(Records from a data collection)
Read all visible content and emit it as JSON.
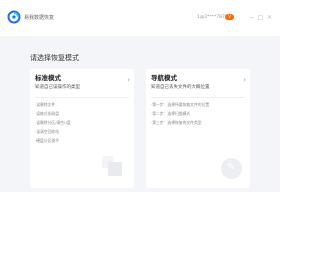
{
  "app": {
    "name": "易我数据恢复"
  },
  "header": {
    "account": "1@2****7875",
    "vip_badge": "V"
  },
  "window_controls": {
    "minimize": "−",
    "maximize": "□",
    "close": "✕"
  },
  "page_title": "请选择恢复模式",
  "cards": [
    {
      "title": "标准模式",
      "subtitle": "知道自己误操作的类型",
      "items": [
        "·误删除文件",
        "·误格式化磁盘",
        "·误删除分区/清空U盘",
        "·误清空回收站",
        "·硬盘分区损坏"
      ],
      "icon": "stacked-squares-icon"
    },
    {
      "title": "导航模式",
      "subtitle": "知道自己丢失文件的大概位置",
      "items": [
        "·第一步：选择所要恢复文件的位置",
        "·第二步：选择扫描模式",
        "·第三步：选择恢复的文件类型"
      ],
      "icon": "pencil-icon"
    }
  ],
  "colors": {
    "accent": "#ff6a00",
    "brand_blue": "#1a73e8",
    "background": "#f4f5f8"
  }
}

> [GIVEN INSTRUCTION]: Copy each line from the records above that includes the string "icon".

> [OUTPUT FOR THIS TASK]:
      "icon": "stacked-squares-icon"
      "icon": "pencil-icon"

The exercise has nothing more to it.